When the churches on the Outer Cape had to suspend all in-person activities in March 2020, there was a period of uneasy quiet for both leaders and members. For a time, said the Rev. Terry Pannell, rector of the Episcopal Church of St. Mary of the Harbor in Provincetown, “it was like living in a twilight zone.”
What happened next, he says, was that the people of St. Mary’s had to “re-evaluate what it means to be a community of faith.”
Pastor Sieglinde Rogers of the United Methodist Church in Wellfleet reported a similar experience. “What would enable each member to be able to be seen, to be able to be heard,” she remembers wondering, “when people could not get together to see and hear each other?”
Creativity and resilience characterize the answers from pastors and members of five area churches here.
Pastor Frank Alexander of Grace Chapel Assemblies of God in South Wellfleet says the pandemic “hit us like a ton of bricks.” At first, his instinct was “to wrestle with what role the government should play.” But soon, he says, “we shut down,” as did the First Congregational Church in Wellfleet, “without hesitation,” says the Rev. Sheila Rubdi.
Churches here seem to have been untouched by national controversies over mask and vaccine mandates. From the beginning, their leaders say, they have followed official guidance on masks, personal distancing, ventilation, hygiene, and vaccinations. One way to see the evolving rules, says Rubdi, is to look at them as providing “a gift of readiness.”
But the reality of the health threat came early for Pastor David Brown of the Chapel on the Pond in North Truro. He was diagnosed with Covid-19 just as the vaccine was being rolled out. After a two-week quarantine, he was rushed into intensive care at Cape Cod Hospital.
“I thought I was going to die,” he says, and his parishioners, eight of whom also tested positive for the virus, feared the same. Everyone recovered. Such a deep and direct experience of the virus “brought us closer to each other,” Brown says.

================================

*ASSIGNED TASK A:* Please list every church the article on Outer Cape churches during the pandemic names, with the town given for each.
*ASSIGNED TASK B:* According to the article on Outer Cape churches, where was Pastor David Brown taken for intensive care?

================================

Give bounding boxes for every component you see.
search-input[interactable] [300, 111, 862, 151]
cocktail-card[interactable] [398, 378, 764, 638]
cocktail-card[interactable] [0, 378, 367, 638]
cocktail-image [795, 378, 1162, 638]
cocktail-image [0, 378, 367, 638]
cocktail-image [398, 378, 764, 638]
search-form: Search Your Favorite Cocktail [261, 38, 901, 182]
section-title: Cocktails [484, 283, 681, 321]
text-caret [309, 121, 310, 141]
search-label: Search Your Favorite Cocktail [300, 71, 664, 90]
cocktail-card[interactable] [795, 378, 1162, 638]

================================

*EXPECTED ANSWER A:*
- Episcopal Church of St. Mary of the Harbor, Provincetown
- United Methodist Church, Wellfleet
- Grace Chapel Assemblies of God, South Wellfleet
- First Congregational Church, Wellfleet
- Chapel on the Pond, North Truro

*EXPECTED ANSWER B:* Cape Cod Hospital